> _Acciones a realizar_
- A) Según el extracto seleccionado, ¿en qué se convirtió la habitación del fondo?
- B) Indica si cada afirmación concuerda con el extracto seleccionado y justifícalo citando literalmente las palabras decisivas: (i) la clase infructuosa acabó con un dolor en el hombro izquierdo; (ii) no hay Sensei sin alumno; (iii) se recomienda quitarse el aura helada.
- C) Reproduce tal cual el fragmento del extracto seleccionado que empieza con las palabras que contienen "Ale ya me he" y termina con "es no hacerlo).".

> _Extracto seleccionado_
----

Demasiado tiempo obro bajo las enseñanzas de mi Sensei. Todavía recuerdo… conversaciones sobre dinosaurios, charlas sobre Jon Bon Jovi, maquetas de aviones de la segunda guerra mundial, toneladas de música ochentera, puñetazos en el Pryca (cuando todavía se llamaba así), una clase infructuosa que acabó con un dolor intenso en mi hombro derecho, la vida en la habitación del fondo (ahora convertida en trastero), el rescate de un náufrago, la creación de Thantalhar… yo tan sólo me atreví a descubrirle “Magic“, y hace mucho que me superó.
Gracias por todo feo.
Un regalo en forma de canción
Fuente: Un ojo maltrecho por la furia adolescente de “El Ruso“.
…. hoy voy a ser bueno, te lo mereces.
Todo esto que cuentas, esta muy bien, pero para ello necesitas un amigo, una persona con la que compartirlo y alguien con quien vivir estas cosas… por tanto tu tienes la culpa de todo esto tanto como yo. No hay Senshei sin alumno, y ambos aprenden el uno del otro. Tu aporte en mi vida es tanto o mas importante como el mio en la tuya.
Ale ya me he quitado un poco de mi aura helada esa que asusta un poco, pero no se lo cuentes a nadie.
Nunca te quites el aura helada que posees, es necesaria para seguir siendo un buen maestro.
Son demasiadas cosas que contar en tan poco espacio, pero se ha intentado (y eso según tus enseñanzas es no hacerlo).
Nos debemos una cebada malteada fermentada con lúpulo. ¿Para cuando?.

----

> _Datos registrados_
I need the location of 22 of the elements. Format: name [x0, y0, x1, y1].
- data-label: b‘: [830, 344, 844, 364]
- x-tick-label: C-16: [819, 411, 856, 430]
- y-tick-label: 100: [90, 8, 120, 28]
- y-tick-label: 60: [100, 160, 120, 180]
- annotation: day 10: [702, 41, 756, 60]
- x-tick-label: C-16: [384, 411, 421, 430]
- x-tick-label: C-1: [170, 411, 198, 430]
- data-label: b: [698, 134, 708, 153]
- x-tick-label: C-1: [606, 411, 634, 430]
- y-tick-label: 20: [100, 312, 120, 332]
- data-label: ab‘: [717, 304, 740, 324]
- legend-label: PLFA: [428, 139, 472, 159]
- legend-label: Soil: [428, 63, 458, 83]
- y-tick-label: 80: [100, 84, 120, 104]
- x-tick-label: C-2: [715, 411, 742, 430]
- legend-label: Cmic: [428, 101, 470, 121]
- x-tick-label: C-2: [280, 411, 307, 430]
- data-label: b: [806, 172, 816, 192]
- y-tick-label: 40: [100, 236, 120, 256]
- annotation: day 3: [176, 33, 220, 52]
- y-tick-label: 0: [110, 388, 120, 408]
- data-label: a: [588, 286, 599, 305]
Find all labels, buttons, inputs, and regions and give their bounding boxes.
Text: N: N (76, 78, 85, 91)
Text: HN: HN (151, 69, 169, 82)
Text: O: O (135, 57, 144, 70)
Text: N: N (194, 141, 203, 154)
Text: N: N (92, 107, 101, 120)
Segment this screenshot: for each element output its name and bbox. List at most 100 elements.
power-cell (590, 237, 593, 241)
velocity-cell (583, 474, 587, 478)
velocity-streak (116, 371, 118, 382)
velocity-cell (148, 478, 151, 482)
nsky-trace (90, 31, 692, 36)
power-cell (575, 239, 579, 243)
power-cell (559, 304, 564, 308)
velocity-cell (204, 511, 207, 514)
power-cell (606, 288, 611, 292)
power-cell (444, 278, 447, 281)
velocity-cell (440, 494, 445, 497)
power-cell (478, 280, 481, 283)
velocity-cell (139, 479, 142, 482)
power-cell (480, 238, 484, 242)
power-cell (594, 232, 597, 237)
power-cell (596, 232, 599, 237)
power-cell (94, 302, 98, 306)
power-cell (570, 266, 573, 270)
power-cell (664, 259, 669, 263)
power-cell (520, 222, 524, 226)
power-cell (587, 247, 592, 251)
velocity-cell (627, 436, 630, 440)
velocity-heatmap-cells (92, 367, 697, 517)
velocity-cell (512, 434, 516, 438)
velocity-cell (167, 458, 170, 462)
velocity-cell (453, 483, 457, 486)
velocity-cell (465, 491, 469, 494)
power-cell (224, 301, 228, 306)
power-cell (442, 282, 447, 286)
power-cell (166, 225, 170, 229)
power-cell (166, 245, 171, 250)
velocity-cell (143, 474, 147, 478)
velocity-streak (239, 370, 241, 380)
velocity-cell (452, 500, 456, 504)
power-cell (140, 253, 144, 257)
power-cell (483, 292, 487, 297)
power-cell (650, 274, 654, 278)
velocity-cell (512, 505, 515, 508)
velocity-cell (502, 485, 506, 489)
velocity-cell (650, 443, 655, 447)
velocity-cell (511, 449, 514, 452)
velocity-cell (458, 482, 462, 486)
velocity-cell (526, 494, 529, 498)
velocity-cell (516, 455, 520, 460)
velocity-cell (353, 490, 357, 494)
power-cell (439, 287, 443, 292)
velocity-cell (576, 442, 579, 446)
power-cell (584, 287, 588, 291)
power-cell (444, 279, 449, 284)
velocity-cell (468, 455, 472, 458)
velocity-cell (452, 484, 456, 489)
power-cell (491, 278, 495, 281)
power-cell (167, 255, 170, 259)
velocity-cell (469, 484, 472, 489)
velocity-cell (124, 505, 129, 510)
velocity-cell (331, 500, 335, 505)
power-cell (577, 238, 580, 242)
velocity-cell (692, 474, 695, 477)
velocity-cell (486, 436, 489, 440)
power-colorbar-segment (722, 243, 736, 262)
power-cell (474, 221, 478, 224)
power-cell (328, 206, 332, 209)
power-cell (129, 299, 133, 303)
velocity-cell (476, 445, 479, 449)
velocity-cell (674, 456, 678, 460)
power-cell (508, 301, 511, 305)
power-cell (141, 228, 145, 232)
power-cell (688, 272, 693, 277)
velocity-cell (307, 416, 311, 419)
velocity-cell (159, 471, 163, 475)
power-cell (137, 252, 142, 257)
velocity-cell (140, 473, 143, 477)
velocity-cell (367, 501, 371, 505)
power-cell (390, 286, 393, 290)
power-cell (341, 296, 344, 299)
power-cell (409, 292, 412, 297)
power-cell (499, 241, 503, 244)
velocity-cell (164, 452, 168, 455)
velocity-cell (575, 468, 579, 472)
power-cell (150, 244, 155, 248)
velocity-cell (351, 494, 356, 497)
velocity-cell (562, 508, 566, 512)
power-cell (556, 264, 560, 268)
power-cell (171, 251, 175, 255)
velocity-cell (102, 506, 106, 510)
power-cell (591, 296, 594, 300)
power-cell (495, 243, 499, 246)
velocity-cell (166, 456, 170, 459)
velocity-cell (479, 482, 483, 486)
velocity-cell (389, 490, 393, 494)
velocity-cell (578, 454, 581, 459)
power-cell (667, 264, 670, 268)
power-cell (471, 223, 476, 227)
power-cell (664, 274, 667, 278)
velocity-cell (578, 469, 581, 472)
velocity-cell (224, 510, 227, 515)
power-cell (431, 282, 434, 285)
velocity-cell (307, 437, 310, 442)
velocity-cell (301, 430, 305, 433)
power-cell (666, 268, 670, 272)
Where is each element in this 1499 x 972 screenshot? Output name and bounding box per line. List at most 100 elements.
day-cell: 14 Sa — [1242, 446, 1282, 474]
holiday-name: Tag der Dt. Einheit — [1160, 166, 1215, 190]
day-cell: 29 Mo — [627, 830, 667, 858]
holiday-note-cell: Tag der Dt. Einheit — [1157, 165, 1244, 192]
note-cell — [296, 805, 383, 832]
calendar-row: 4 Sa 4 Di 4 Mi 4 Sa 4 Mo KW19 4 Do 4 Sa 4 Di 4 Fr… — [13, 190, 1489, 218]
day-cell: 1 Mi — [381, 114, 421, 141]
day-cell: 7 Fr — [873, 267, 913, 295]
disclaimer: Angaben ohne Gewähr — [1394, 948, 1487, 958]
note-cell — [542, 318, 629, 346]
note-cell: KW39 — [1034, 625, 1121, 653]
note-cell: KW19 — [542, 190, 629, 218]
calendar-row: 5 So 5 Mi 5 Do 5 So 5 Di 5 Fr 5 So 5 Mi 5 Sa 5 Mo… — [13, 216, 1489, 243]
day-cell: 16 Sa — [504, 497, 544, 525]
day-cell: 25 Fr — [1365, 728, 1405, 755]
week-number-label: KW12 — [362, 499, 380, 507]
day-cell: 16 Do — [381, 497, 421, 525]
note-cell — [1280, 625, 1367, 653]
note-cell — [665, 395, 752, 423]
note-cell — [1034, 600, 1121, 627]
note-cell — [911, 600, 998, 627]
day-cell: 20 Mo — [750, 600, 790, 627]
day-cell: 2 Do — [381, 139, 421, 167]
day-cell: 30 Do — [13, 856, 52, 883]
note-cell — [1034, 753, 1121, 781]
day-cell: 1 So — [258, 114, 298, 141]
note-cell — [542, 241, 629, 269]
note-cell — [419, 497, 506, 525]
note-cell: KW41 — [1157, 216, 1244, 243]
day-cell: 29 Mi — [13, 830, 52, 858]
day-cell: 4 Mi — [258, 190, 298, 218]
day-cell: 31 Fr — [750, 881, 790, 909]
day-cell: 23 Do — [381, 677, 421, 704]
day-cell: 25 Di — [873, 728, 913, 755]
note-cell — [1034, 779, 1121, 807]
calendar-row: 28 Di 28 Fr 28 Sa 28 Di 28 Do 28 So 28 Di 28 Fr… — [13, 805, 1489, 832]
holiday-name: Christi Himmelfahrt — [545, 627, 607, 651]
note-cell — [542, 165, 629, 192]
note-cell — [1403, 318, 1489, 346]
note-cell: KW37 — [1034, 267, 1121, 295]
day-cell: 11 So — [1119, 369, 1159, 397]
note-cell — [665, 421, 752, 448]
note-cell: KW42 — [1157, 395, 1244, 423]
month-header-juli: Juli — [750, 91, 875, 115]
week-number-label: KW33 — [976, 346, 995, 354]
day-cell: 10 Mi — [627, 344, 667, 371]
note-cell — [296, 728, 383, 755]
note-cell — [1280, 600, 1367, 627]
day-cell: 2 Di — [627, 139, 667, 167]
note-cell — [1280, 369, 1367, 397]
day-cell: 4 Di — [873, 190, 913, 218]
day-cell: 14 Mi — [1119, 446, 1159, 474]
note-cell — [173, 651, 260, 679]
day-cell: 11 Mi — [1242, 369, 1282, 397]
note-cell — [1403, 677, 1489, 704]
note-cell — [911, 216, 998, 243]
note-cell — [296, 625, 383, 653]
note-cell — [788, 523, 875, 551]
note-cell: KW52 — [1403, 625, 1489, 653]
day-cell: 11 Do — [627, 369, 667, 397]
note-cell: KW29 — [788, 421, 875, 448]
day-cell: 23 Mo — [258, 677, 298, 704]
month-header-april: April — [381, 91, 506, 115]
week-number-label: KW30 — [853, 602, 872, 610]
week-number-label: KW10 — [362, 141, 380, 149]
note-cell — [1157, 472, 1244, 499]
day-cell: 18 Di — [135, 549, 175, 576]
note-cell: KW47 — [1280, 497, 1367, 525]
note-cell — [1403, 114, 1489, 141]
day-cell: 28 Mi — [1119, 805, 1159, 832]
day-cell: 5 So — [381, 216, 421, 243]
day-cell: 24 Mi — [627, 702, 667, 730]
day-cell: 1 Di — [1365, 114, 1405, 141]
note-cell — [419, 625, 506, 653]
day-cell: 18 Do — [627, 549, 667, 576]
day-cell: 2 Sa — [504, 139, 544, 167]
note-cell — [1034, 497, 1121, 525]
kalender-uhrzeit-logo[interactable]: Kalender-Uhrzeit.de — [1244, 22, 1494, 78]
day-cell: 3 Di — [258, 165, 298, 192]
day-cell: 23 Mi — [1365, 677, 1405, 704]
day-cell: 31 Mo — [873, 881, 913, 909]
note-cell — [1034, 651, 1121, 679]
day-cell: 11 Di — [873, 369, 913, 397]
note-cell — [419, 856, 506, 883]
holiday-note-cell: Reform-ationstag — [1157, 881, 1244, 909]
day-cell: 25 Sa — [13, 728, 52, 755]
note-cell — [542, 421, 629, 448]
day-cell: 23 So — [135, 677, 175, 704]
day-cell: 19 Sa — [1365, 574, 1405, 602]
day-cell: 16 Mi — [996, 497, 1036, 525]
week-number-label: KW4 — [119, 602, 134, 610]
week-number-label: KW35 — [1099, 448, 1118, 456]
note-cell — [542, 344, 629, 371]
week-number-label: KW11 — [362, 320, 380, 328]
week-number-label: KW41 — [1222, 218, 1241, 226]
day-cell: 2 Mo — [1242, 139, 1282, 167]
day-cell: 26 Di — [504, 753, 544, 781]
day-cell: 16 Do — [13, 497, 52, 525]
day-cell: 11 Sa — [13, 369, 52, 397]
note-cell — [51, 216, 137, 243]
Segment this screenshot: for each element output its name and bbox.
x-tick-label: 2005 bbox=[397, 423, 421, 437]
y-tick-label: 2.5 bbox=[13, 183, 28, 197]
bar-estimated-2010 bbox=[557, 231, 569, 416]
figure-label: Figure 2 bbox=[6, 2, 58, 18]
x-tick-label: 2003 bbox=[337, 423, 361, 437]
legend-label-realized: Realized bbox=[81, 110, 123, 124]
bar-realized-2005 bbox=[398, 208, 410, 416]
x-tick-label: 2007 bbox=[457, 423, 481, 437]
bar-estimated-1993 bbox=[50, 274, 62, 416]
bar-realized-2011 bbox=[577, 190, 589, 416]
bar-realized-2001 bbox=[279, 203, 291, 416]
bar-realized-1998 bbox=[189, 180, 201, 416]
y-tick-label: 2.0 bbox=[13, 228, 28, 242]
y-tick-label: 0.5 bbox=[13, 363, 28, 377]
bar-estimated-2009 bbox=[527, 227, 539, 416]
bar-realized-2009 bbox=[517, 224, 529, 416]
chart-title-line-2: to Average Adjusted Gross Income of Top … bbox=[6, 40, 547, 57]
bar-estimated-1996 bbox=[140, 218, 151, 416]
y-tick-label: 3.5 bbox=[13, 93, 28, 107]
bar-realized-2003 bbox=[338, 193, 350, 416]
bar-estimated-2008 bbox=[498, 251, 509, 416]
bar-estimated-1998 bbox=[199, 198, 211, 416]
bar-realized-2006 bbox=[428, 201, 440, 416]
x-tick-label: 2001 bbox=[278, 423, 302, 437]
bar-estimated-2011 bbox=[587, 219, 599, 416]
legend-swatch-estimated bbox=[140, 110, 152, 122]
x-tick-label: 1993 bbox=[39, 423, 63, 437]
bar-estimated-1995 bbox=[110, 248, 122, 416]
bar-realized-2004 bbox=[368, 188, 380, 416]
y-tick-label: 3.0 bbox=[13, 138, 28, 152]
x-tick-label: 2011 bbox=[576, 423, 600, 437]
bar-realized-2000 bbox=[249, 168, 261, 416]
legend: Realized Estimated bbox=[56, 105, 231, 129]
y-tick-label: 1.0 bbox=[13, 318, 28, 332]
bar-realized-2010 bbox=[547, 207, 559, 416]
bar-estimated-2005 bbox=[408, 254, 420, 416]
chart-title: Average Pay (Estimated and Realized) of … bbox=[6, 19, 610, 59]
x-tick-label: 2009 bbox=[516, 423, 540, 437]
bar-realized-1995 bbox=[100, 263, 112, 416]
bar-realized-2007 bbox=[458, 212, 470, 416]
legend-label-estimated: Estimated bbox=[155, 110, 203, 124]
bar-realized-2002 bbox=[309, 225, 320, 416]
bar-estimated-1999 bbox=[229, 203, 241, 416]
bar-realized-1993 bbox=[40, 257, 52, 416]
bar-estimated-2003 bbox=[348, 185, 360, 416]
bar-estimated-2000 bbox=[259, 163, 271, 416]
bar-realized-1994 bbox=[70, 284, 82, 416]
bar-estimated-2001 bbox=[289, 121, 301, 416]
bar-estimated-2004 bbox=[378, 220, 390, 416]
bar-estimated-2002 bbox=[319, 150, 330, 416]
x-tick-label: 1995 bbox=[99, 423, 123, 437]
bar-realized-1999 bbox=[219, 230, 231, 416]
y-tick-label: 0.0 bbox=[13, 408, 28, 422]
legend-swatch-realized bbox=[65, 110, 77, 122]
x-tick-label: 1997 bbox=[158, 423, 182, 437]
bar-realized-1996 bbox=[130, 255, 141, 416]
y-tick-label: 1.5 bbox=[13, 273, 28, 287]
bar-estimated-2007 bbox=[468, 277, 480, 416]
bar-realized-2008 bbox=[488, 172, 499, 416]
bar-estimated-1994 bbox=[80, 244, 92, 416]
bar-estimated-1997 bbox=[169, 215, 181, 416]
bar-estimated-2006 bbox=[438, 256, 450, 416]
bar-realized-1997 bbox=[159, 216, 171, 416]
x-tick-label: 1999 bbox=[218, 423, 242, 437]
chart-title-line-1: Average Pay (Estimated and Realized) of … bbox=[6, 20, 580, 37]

----

> _Resultados por tarea_
- A) En un trastero.

- B)
(i) No: «un dolor intenso en mi hombro derecho».
(ii) Sí: «No hay Senshei sin alumno».
(iii) No: «Nunca te quites el aura helada que posees».

- C)
Ale ya me he quitado un poco de mi aura helada esa que asusta un poco, pero no se lo cuentes a nadie.
Nunca te quites el aura helada que posees, es necesaria para seguir siendo un buen maestro.
Son demasiadas cosas que contar en tan poco espacio, pero se ha intentado (y eso según tus enseñanzas es no hacerlo).